* _WHAT IS NEEDED_: Show only lines that include "into".

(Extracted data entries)
╭──
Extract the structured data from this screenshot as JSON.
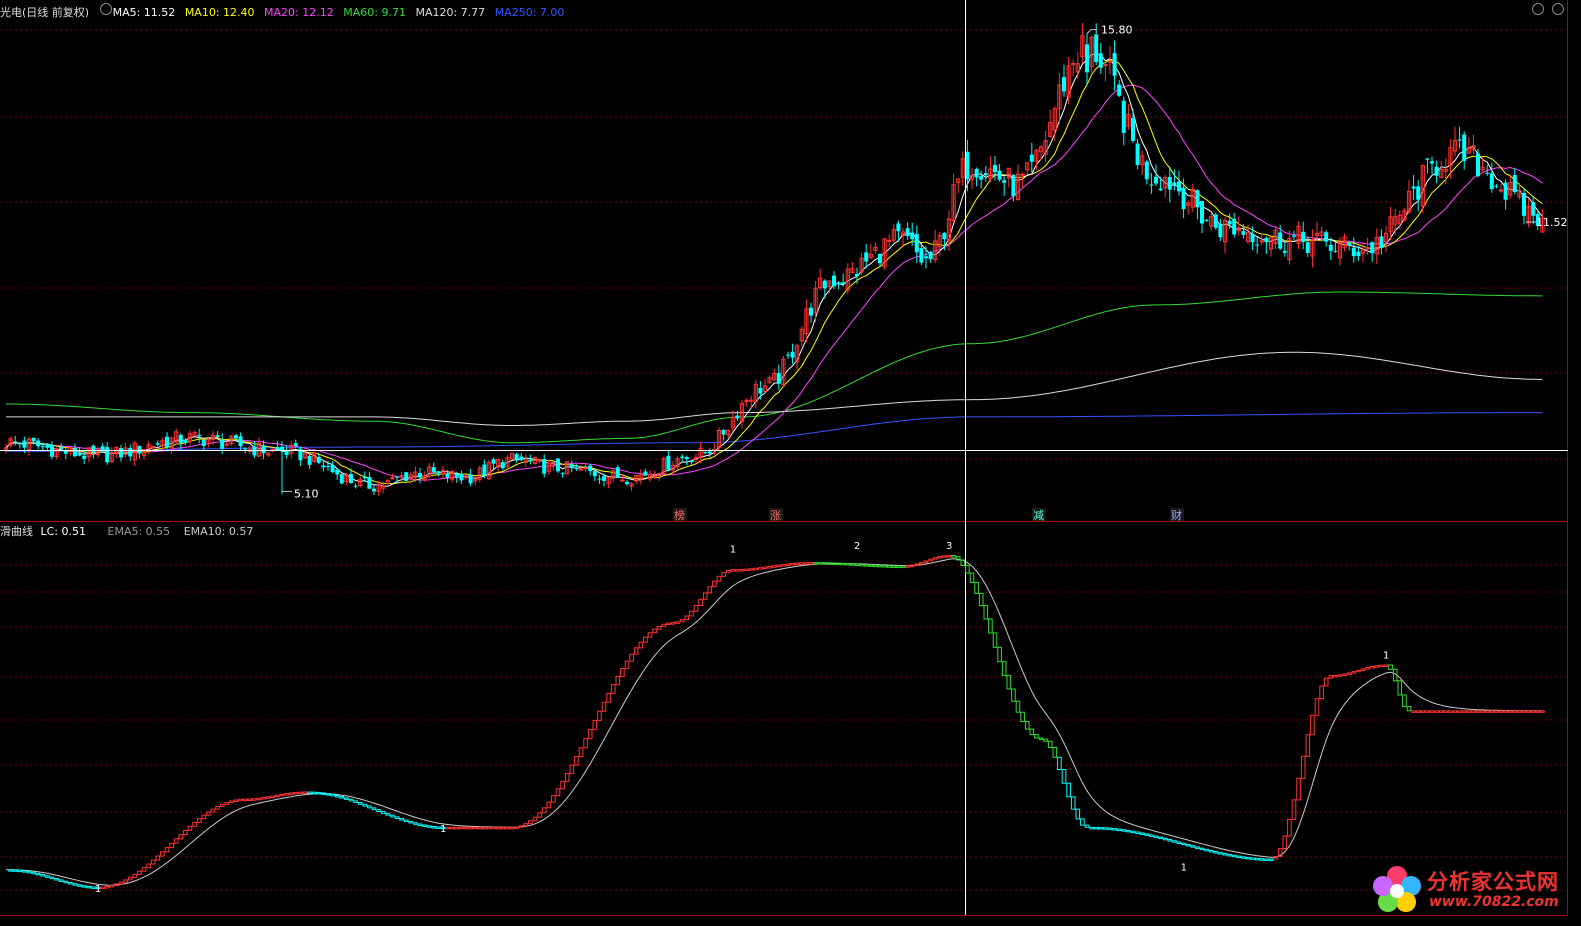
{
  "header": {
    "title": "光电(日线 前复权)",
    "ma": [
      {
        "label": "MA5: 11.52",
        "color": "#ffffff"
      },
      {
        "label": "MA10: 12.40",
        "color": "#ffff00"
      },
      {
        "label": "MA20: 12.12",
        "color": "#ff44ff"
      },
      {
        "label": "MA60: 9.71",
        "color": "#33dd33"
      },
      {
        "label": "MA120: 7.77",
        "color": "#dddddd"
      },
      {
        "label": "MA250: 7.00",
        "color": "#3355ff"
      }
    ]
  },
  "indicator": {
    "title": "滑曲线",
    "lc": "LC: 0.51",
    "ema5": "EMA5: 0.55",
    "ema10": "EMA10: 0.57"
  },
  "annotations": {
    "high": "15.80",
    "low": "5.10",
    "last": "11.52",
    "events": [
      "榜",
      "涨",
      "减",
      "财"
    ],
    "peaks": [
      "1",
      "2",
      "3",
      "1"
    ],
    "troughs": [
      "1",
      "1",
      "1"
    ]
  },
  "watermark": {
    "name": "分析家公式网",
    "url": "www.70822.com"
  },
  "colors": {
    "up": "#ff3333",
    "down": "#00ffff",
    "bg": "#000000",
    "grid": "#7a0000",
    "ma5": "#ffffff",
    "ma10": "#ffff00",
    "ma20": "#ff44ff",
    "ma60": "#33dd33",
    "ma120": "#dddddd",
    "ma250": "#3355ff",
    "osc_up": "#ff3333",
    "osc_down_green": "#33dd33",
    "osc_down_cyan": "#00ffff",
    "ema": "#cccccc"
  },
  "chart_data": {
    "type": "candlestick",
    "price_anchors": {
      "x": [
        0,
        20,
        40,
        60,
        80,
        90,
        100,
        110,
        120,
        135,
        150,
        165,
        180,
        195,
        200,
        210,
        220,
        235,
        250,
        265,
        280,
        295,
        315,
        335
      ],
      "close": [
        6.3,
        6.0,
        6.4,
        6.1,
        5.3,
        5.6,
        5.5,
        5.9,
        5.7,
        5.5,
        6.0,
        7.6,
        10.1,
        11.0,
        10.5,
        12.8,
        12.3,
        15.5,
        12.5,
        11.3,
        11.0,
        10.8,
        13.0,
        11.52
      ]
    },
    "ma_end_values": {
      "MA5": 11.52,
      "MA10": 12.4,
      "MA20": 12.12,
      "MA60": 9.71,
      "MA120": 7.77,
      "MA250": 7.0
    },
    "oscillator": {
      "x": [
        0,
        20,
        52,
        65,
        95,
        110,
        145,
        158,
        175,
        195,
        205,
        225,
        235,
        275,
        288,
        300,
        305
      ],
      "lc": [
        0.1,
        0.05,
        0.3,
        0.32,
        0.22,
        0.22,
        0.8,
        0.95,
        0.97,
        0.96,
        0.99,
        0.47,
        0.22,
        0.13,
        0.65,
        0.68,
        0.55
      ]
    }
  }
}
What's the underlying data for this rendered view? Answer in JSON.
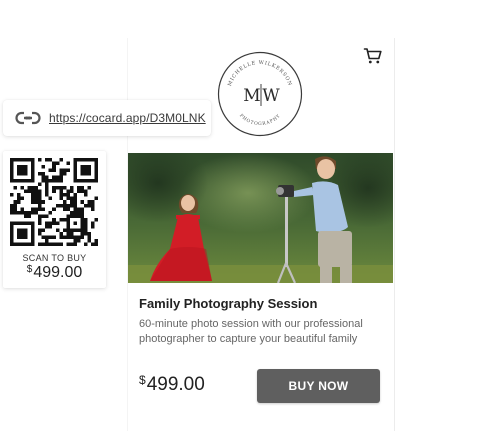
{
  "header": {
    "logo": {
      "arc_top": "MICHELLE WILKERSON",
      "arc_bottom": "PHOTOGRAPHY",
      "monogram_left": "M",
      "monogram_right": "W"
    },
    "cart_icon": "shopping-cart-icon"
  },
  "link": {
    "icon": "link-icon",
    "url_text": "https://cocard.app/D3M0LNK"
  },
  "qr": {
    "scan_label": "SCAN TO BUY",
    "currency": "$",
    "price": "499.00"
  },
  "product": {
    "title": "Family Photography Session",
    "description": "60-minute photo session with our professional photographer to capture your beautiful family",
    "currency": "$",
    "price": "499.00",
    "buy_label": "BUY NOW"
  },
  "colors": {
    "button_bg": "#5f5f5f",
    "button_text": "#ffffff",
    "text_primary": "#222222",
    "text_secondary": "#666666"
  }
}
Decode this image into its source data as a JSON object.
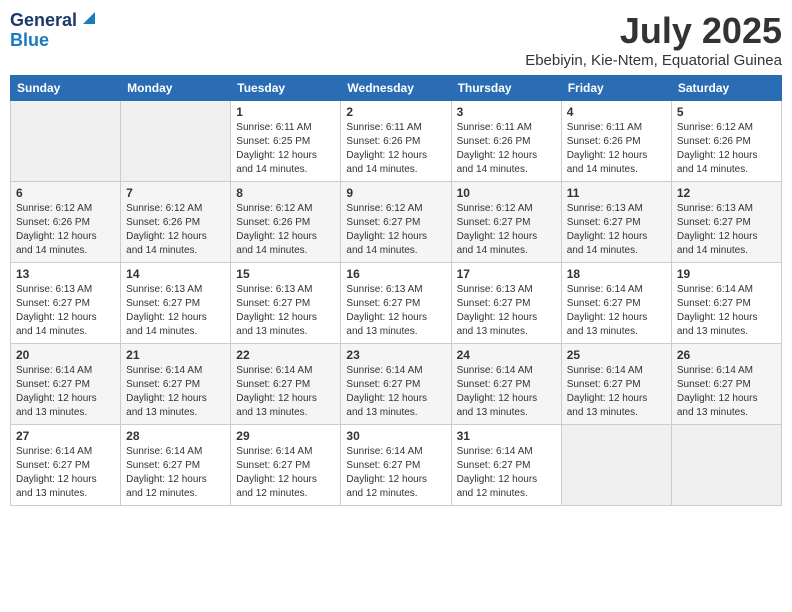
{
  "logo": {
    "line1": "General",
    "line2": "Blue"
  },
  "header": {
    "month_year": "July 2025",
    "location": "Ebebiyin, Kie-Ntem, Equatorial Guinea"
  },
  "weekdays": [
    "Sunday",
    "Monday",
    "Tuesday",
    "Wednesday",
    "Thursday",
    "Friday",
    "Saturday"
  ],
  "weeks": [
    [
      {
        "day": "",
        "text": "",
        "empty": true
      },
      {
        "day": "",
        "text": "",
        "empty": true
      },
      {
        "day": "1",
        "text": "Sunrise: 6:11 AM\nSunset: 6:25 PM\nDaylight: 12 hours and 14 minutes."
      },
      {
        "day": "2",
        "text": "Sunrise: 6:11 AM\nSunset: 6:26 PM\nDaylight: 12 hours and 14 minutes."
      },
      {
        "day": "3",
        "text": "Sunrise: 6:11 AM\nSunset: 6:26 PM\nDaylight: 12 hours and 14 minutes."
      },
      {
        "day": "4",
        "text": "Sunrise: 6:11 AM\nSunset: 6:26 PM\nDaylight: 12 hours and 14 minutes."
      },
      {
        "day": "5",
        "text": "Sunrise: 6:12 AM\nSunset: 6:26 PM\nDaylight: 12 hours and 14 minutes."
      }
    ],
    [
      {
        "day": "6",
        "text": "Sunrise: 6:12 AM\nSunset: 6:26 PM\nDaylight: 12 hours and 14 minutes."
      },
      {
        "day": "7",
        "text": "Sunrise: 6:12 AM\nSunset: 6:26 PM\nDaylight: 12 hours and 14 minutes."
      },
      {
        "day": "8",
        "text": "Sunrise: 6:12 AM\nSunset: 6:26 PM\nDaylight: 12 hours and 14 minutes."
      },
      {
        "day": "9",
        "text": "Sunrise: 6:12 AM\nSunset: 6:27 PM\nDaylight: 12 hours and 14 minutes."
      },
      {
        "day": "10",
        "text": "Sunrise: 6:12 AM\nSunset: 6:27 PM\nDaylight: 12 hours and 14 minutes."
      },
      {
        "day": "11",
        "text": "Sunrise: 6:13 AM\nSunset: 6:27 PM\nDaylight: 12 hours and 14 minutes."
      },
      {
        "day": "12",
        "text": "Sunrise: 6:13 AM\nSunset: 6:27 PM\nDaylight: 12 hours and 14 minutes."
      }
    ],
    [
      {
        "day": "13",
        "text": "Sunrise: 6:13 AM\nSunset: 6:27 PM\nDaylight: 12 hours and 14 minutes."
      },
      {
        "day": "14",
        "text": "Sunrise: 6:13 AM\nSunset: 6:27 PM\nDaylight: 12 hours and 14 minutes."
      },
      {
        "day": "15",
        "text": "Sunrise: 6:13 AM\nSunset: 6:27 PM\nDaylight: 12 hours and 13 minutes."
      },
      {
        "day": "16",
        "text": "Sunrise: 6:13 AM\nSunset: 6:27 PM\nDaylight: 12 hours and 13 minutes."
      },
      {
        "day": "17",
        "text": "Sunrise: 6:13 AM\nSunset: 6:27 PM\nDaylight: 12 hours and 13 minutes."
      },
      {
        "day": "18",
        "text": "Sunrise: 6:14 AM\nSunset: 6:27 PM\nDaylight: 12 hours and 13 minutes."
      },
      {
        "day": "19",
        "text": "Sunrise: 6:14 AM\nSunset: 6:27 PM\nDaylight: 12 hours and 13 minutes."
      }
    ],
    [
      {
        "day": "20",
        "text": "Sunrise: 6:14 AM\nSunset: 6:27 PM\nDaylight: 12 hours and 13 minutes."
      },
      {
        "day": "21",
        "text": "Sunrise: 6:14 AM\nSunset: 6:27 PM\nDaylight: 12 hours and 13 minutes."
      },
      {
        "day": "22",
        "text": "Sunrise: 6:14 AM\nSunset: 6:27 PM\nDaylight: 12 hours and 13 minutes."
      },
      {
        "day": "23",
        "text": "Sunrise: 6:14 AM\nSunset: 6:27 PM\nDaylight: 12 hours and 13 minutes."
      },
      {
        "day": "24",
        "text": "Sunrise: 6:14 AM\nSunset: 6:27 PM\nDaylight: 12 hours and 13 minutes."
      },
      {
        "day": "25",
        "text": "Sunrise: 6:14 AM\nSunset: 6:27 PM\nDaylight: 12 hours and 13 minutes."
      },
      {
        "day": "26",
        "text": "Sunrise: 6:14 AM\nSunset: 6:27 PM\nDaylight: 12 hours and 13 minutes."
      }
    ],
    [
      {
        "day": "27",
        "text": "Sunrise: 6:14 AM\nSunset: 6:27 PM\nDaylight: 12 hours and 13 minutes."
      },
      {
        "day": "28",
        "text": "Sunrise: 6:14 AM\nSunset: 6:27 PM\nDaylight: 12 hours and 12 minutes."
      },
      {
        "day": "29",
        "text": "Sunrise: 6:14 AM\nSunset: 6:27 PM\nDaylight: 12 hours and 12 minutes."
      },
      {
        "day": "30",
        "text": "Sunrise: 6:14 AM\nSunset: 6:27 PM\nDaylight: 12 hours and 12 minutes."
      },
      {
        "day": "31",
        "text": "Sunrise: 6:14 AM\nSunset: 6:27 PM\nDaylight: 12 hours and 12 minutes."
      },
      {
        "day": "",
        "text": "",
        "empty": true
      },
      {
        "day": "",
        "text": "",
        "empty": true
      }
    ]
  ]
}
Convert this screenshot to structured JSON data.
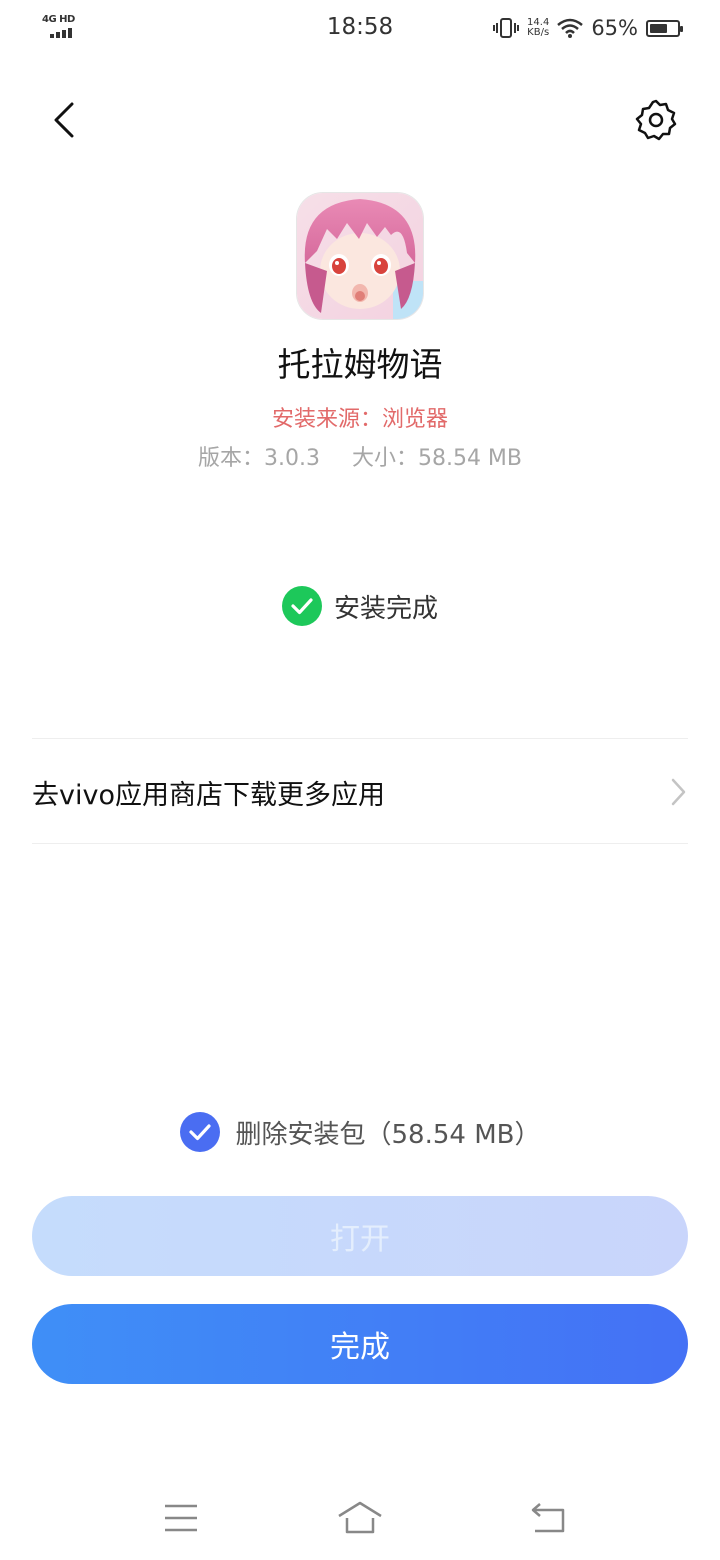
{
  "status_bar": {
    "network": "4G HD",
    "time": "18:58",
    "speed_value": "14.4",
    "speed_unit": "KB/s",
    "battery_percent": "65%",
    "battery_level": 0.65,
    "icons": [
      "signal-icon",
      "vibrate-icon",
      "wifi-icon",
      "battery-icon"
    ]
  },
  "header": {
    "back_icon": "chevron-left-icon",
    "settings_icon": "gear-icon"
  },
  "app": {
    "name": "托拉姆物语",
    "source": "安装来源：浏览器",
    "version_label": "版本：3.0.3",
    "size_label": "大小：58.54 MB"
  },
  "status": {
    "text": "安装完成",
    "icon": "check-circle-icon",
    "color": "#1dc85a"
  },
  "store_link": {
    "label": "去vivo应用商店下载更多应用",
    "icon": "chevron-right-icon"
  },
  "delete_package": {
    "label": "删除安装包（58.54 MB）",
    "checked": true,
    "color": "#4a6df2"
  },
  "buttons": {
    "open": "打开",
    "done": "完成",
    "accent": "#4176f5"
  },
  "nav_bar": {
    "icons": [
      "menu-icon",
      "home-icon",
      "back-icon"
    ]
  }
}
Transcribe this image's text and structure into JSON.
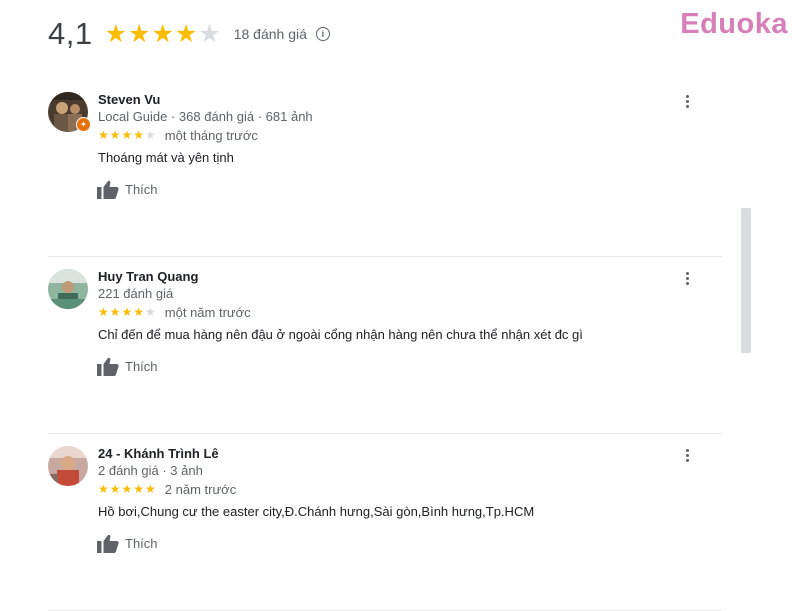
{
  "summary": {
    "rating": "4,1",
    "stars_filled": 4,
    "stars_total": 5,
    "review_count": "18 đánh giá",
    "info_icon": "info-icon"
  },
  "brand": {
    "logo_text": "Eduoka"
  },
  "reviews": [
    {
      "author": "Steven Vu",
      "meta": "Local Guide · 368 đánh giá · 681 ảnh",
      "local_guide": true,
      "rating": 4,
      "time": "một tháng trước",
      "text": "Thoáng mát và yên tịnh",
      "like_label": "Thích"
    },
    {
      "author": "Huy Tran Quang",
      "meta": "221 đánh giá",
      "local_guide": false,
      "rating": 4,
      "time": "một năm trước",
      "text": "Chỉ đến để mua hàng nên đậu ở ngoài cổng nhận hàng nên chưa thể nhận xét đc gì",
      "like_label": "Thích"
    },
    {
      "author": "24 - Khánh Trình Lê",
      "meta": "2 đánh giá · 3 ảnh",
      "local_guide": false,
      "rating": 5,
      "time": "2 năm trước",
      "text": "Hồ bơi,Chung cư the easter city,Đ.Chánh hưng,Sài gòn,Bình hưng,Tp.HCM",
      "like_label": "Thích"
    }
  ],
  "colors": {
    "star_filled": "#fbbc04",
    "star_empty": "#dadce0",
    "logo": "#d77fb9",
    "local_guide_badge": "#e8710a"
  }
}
╰──
* _ANSWER FOR THIS EXERCISE_:
Decode this image into its source data as a JSON object.
Transcribe this image's text and structure into JSON.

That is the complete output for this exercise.